Give the data below again exactly as it stands. Omit the pictures.

>> start Input records

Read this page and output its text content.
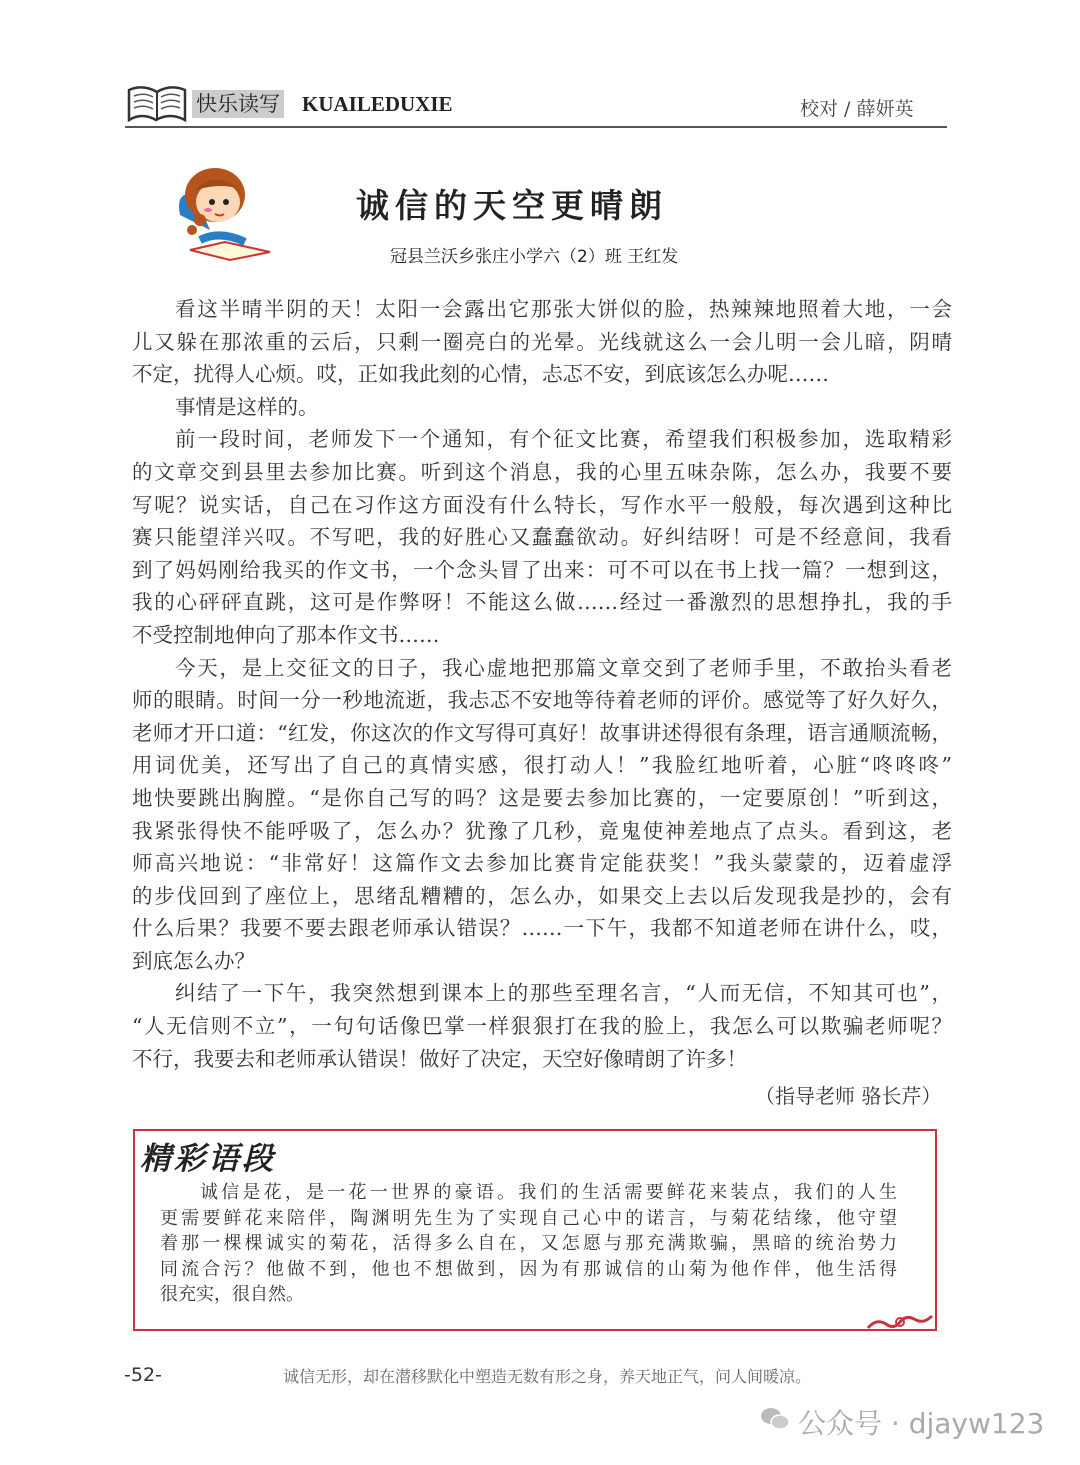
快乐读写 KUAILEDUXIE	校对 / 薛妍英
诚信的天空更晴朗
冠县兰沃乡张庄小学六（2）班 王红发
看这半晴半阴的天！太阳一会露出它那张大饼似的脸，热辣辣地照着大地，一会
儿又躲在那浓重的云后，只剩一圈亮白的光晕。光线就这么一会儿明一会儿暗，阴晴
不定，扰得人心烦。哎，正如我此刻的心情，忐忑不安，到底该怎么办呢……
事情是这样的。
前一段时间，老师发下一个通知，有个征文比赛，希望我们积极参加，选取精彩
的文章交到县里去参加比赛。听到这个消息，我的心里五味杂陈，怎么办，我要不要
写呢？说实话，自己在习作这方面没有什么特长，写作水平一般般，每次遇到这种比
赛只能望洋兴叹。不写吧，我的好胜心又蠢蠢欲动。好纠结呀！可是不经意间，我看
到了妈妈刚给我买的作文书，一个念头冒了出来：可不可以在书上找一篇？一想到这，
我的心砰砰直跳，这可是作弊呀！不能这么做……经过一番激烈的思想挣扎，我的手
不受控制地伸向了那本作文书……
今天，是上交征文的日子，我心虚地把那篇文章交到了老师手里，不敢抬头看老
师的眼睛。时间一分一秒地流逝，我忐忑不安地等待着老师的评价。感觉等了好久好久，
老师才开口道：“红发，你这次的作文写得可真好！故事讲述得很有条理，语言通顺流畅，
用词优美，还写出了自己的真情实感，很打动人！”我脸红地听着，心脏“咚咚咚”
地快要跳出胸膛。“是你自己写的吗？这是要去参加比赛的，一定要原创！”听到这，
我紧张得快不能呼吸了，怎么办？犹豫了几秒，竟鬼使神差地点了点头。看到这，老
师高兴地说：“非常好！这篇作文去参加比赛肯定能获奖！”我头蒙蒙的，迈着虚浮
的步伐回到了座位上，思绪乱糟糟的，怎么办，如果交上去以后发现我是抄的，会有
什么后果？我要不要去跟老师承认错误？……一下午，我都不知道老师在讲什么，哎，
到底怎么办？
纠结了一下午，我突然想到课本上的那些至理名言，“人而无信，不知其可也”，
“人无信则不立”，一句句话像巴掌一样狠狠打在我的脸上，我怎么可以欺骗老师呢？
不行，我要去和老师承认错误！做好了决定，天空好像晴朗了许多！
（指导老师 骆长芹）
精彩语段
诚信是花，是一花一世界的豪语。我们的生活需要鲜花来装点，我们的人生
更需要鲜花来陪伴，陶渊明先生为了实现自己心中的诺言，与菊花结缘，他守望
着那一棵棵诚实的菊花，活得多么自在，又怎愿与那充满欺骗，黑暗的统治势力
同流合污？他做不到，他也不想做到，因为有那诚信的山菊为他作伴，他生活得
很充实，很自然。
-52-	诚信无形，却在潜移默化中塑造无数有形之身，养天地正气，问人间暖凉。
公众号 · djayw123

>> end Input records

Exercise result -
Read this page and output its text content.
快乐读写 KUAILEDUXIE	校对 / 薛妍英
诚信的天空更晴朗
冠县兰沃乡张庄小学六（2）班 王红发
看这半晴半阴的天！太阳一会露出它那张大饼似的脸，热辣辣地照着大地，一会
儿又躲在那浓重的云后，只剩一圈亮白的光晕。光线就这么一会儿明一会儿暗，阴晴
不定，扰得人心烦。哎，正如我此刻的心情，忐忑不安，到底该怎么办呢……
事情是这样的。
前一段时间，老师发下一个通知，有个征文比赛，希望我们积极参加，选取精彩
的文章交到县里去参加比赛。听到这个消息，我的心里五味杂陈，怎么办，我要不要
写呢？说实话，自己在习作这方面没有什么特长，写作水平一般般，每次遇到这种比
赛只能望洋兴叹。不写吧，我的好胜心又蠢蠢欲动。好纠结呀！可是不经意间，我看
到了妈妈刚给我买的作文书，一个念头冒了出来：可不可以在书上找一篇？一想到这，
我的心砰砰直跳，这可是作弊呀！不能这么做……经过一番激烈的思想挣扎，我的手
不受控制地伸向了那本作文书……
今天，是上交征文的日子，我心虚地把那篇文章交到了老师手里，不敢抬头看老
师的眼睛。时间一分一秒地流逝，我忐忑不安地等待着老师的评价。感觉等了好久好久，
老师才开口道：“红发，你这次的作文写得可真好！故事讲述得很有条理，语言通顺流畅，
用词优美，还写出了自己的真情实感，很打动人！”我脸红地听着，心脏“咚咚咚”
地快要跳出胸膛。“是你自己写的吗？这是要去参加比赛的，一定要原创！”听到这，
我紧张得快不能呼吸了，怎么办？犹豫了几秒，竟鬼使神差地点了点头。看到这，老
师高兴地说：“非常好！这篇作文去参加比赛肯定能获奖！”我头蒙蒙的，迈着虚浮
的步伐回到了座位上，思绪乱糟糟的，怎么办，如果交上去以后发现我是抄的，会有
什么后果？我要不要去跟老师承认错误？……一下午，我都不知道老师在讲什么，哎，
到底怎么办？
纠结了一下午，我突然想到课本上的那些至理名言，“人而无信，不知其可也”，
“人无信则不立”，一句句话像巴掌一样狠狠打在我的脸上，我怎么可以欺骗老师呢？
不行，我要去和老师承认错误！做好了决定，天空好像晴朗了许多！
（指导老师 骆长芹）
精彩语段
诚信是花，是一花一世界的豪语。我们的生活需要鲜花来装点，我们的人生
更需要鲜花来陪伴，陶渊明先生为了实现自己心中的诺言，与菊花结缘，他守望
着那一棵棵诚实的菊花，活得多么自在，又怎愿与那充满欺骗，黑暗的统治势力
同流合污？他做不到，他也不想做到，因为有那诚信的山菊为他作伴，他生活得
很充实，很自然。
-52-	诚信无形，却在潜移默化中塑造无数有形之身，养天地正气，问人间暖凉。
公众号 · djayw123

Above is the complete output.